Set task: Return, word for word, every line that follows.

Material to process:

....

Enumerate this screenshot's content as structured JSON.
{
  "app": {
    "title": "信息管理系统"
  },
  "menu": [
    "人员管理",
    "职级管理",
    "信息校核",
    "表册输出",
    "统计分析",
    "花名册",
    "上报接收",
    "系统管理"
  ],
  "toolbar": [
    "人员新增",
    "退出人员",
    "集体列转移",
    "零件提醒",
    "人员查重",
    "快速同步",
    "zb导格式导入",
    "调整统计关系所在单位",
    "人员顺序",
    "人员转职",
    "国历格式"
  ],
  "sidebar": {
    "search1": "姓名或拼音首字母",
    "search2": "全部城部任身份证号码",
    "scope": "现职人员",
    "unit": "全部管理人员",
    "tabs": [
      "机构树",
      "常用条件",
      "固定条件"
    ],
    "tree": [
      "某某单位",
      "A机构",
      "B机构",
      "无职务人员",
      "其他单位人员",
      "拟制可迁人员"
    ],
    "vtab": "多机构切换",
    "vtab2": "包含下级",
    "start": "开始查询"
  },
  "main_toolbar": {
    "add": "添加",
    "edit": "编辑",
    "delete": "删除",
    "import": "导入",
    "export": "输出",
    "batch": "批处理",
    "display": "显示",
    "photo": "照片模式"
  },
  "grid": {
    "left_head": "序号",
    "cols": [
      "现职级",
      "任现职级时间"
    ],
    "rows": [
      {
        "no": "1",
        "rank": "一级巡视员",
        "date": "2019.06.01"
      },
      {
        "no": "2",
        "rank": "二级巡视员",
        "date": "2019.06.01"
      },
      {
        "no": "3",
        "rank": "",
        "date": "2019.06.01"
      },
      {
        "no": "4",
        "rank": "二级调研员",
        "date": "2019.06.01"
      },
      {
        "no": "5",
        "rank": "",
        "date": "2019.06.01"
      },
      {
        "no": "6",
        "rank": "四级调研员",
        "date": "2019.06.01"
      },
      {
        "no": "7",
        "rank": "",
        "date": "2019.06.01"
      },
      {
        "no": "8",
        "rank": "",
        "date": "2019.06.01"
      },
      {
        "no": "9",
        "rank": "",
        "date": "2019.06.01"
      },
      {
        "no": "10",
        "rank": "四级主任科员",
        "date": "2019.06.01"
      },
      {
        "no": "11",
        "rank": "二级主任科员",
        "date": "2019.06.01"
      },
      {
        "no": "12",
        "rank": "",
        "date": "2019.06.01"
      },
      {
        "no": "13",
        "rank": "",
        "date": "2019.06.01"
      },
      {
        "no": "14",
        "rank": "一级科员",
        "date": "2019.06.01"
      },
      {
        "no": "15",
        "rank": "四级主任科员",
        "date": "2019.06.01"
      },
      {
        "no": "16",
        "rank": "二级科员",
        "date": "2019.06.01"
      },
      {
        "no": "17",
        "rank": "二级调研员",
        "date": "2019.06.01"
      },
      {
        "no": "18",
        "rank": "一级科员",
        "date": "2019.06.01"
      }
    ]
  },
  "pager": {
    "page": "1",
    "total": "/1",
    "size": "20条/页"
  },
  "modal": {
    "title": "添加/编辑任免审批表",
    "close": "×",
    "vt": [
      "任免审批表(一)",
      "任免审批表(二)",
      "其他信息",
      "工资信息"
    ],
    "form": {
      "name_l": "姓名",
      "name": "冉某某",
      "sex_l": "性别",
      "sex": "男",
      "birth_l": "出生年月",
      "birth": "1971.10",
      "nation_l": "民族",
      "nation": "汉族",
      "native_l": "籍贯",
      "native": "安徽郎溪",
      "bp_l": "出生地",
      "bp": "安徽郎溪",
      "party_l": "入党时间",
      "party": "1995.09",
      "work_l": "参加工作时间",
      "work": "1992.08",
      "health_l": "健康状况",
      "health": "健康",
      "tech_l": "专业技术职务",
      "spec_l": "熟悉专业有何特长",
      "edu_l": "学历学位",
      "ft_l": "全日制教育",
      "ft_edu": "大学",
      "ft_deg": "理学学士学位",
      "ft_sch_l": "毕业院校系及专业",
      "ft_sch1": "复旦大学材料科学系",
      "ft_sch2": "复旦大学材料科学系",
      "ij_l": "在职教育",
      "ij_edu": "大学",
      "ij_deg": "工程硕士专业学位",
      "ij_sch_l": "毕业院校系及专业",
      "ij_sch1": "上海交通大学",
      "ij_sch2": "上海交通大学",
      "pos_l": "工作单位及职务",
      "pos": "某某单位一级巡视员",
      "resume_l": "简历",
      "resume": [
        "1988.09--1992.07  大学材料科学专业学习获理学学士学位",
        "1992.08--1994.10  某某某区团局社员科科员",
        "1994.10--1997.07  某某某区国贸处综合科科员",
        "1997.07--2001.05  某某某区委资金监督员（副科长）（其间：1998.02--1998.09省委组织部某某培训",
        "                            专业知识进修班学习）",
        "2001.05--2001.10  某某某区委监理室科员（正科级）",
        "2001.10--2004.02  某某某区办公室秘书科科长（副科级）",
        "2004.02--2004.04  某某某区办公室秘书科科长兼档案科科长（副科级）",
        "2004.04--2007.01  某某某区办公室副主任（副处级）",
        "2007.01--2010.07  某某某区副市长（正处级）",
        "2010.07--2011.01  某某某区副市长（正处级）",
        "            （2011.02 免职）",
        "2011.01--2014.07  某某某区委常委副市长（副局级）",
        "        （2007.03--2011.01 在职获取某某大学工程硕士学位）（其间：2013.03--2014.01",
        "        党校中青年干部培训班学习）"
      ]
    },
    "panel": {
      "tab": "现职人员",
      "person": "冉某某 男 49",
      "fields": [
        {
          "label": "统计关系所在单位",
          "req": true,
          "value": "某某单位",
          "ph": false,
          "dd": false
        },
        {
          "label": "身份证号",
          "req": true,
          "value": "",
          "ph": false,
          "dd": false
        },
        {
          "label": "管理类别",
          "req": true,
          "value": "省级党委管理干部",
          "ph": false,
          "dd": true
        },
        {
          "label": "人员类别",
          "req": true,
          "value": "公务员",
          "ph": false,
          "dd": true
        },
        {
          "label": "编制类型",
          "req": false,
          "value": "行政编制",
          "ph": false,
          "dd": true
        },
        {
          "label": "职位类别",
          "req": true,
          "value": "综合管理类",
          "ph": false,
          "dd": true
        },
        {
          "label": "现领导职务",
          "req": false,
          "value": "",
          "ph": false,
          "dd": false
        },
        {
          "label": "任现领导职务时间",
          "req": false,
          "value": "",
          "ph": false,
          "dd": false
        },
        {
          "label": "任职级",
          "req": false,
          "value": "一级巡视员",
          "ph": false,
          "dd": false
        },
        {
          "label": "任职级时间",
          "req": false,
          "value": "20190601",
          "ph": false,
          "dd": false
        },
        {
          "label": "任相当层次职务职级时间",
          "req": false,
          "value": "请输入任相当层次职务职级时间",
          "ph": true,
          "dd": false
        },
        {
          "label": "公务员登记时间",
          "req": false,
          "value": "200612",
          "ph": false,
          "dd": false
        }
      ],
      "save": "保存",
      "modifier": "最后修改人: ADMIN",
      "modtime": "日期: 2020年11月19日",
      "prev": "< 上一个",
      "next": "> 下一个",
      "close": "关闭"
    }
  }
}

....

Solved exercise:
Enumerate this screenshot's content as structured JSON.
{
  "app": {
    "title": "信息管理系统"
  },
  "menu": [
    "人员管理",
    "职级管理",
    "信息校核",
    "表册输出",
    "统计分析",
    "花名册",
    "上报接收",
    "系统管理"
  ],
  "toolbar": [
    "人员新增",
    "退出人员",
    "集体列转移",
    "零件提醒",
    "人员查重",
    "快速同步",
    "zb导格式导入",
    "调整统计关系所在单位",
    "人员顺序",
    "人员转职",
    "国历格式"
  ],
  "sidebar": {
    "search1": "姓名或拼音首字母",
    "search2": "全部城部任身份证号码",
    "scope": "现职人员",
    "unit": "全部管理人员",
    "tabs": [
      "机构树",
      "常用条件",
      "固定条件"
    ],
    "tree": [
      "某某单位",
      "A机构",
      "B机构",
      "无职务人员",
      "其他单位人员",
      "拟制可迁人员"
    ],
    "vtab": "多机构切换",
    "vtab2": "包含下级",
    "start": "开始查询"
  },
  "main_toolbar": {
    "add": "添加",
    "edit": "编辑",
    "delete": "删除",
    "import": "导入",
    "export": "输出",
    "batch": "批处理",
    "display": "显示",
    "photo": "照片模式"
  },
  "grid": {
    "left_head": "序号",
    "cols": [
      "现职级",
      "任现职级时间"
    ],
    "rows": [
      {
        "no": "1",
        "rank": "一级巡视员",
        "date": "2019.06.01"
      },
      {
        "no": "2",
        "rank": "二级巡视员",
        "date": "2019.06.01"
      },
      {
        "no": "3",
        "rank": "",
        "date": "2019.06.01"
      },
      {
        "no": "4",
        "rank": "二级调研员",
        "date": "2019.06.01"
      },
      {
        "no": "5",
        "rank": "",
        "date": "2019.06.01"
      },
      {
        "no": "6",
        "rank": "四级调研员",
        "date": "2019.06.01"
      },
      {
        "no": "7",
        "rank": "",
        "date": "2019.06.01"
      },
      {
        "no": "8",
        "rank": "",
        "date": "2019.06.01"
      },
      {
        "no": "9",
        "rank": "",
        "date": "2019.06.01"
      },
      {
        "no": "10",
        "rank": "四级主任科员",
        "date": "2019.06.01"
      },
      {
        "no": "11",
        "rank": "二级主任科员",
        "date": "2019.06.01"
      },
      {
        "no": "12",
        "rank": "",
        "date": "2019.06.01"
      },
      {
        "no": "13",
        "rank": "",
        "date": "2019.06.01"
      },
      {
        "no": "14",
        "rank": "一级科员",
        "date": "2019.06.01"
      },
      {
        "no": "15",
        "rank": "四级主任科员",
        "date": "2019.06.01"
      },
      {
        "no": "16",
        "rank": "二级科员",
        "date": "2019.06.01"
      },
      {
        "no": "17",
        "rank": "二级调研员",
        "date": "2019.06.01"
      },
      {
        "no": "18",
        "rank": "一级科员",
        "date": "2019.06.01"
      }
    ]
  },
  "pager": {
    "page": "1",
    "total": "/1",
    "size": "20条/页"
  },
  "modal": {
    "title": "添加/编辑任免审批表",
    "close": "×",
    "vt": [
      "任免审批表(一)",
      "任免审批表(二)",
      "其他信息",
      "工资信息"
    ],
    "form": {
      "name_l": "姓名",
      "name": "冉某某",
      "sex_l": "性别",
      "sex": "男",
      "birth_l": "出生年月",
      "birth": "1971.10",
      "nation_l": "民族",
      "nation": "汉族",
      "native_l": "籍贯",
      "native": "安徽郎溪",
      "bp_l": "出生地",
      "bp": "安徽郎溪",
      "party_l": "入党时间",
      "party": "1995.09",
      "work_l": "参加工作时间",
      "work": "1992.08",
      "health_l": "健康状况",
      "health": "健康",
      "tech_l": "专业技术职务",
      "spec_l": "熟悉专业有何特长",
      "edu_l": "学历学位",
      "ft_l": "全日制教育",
      "ft_edu": "大学",
      "ft_deg": "理学学士学位",
      "ft_sch_l": "毕业院校系及专业",
      "ft_sch1": "复旦大学材料科学系",
      "ft_sch2": "复旦大学材料科学系",
      "ij_l": "在职教育",
      "ij_edu": "大学",
      "ij_deg": "工程硕士专业学位",
      "ij_sch_l": "毕业院校系及专业",
      "ij_sch1": "上海交通大学",
      "ij_sch2": "上海交通大学",
      "pos_l": "工作单位及职务",
      "pos": "某某单位一级巡视员",
      "resume_l": "简历",
      "resume": [
        "1988.09--1992.07  大学材料科学专业学习获理学学士学位",
        "1992.08--1994.10  某某某区团局社员科科员",
        "1994.10--1997.07  某某某区国贸处综合科科员",
        "1997.07--2001.05  某某某区委资金监督员（副科长）（其间：1998.02--1998.09省委组织部某某培训",
        "                            专业知识进修班学习）",
        "2001.05--2001.10  某某某区委监理室科员（正科级）",
        "2001.10--2004.02  某某某区办公室秘书科科长（副科级）",
        "2004.02--2004.04  某某某区办公室秘书科科长兼档案科科长（副科级）",
        "2004.04--2007.01  某某某区办公室副主任（副处级）",
        "2007.01--2010.07  某某某区副市长（正处级）",
        "2010.07--2011.01  某某某区副市长（正处级）",
        "            （2011.02 免职）",
        "2011.01--2014.07  某某某区委常委副市长（副局级）",
        "        （2007.03--2011.01 在职获取某某大学工程硕士学位）（其间：2013.03--2014.01",
        "        党校中青年干部培训班学习）"
      ]
    },
    "panel": {
      "tab": "现职人员",
      "person": "冉某某 男 49",
      "fields": [
        {
          "label": "统计关系所在单位",
          "req": true,
          "value": "某某单位",
          "ph": false,
          "dd": false
        },
        {
          "label": "身份证号",
          "req": true,
          "value": "",
          "ph": false,
          "dd": false
        },
        {
          "label": "管理类别",
          "req": true,
          "value": "省级党委管理干部",
          "ph": false,
          "dd": true
        },
        {
          "label": "人员类别",
          "req": true,
          "value": "公务员",
          "ph": false,
          "dd": true
        },
        {
          "label": "编制类型",
          "req": false,
          "value": "行政编制",
          "ph": false,
          "dd": true
        },
        {
          "label": "职位类别",
          "req": true,
          "value": "综合管理类",
          "ph": false,
          "dd": true
        },
        {
          "label": "现领导职务",
          "req": false,
          "value": "",
          "ph": false,
          "dd": false
        },
        {
          "label": "任现领导职务时间",
          "req": false,
          "value": "",
          "ph": false,
          "dd": false
        },
        {
          "label": "任职级",
          "req": false,
          "value": "一级巡视员",
          "ph": false,
          "dd": false
        },
        {
          "label": "任职级时间",
          "req": false,
          "value": "20190601",
          "ph": false,
          "dd": false
        },
        {
          "label": "任相当层次职务职级时间",
          "req": false,
          "value": "请输入任相当层次职务职级时间",
          "ph": true,
          "dd": false
        },
        {
          "label": "公务员登记时间",
          "req": false,
          "value": "200612",
          "ph": false,
          "dd": false
        }
      ],
      "save": "保存",
      "modifier": "最后修改人: ADMIN",
      "modtime": "日期: 2020年11月19日",
      "prev": "< 上一个",
      "next": "> 下一个",
      "close": "关闭"
    }
  }
}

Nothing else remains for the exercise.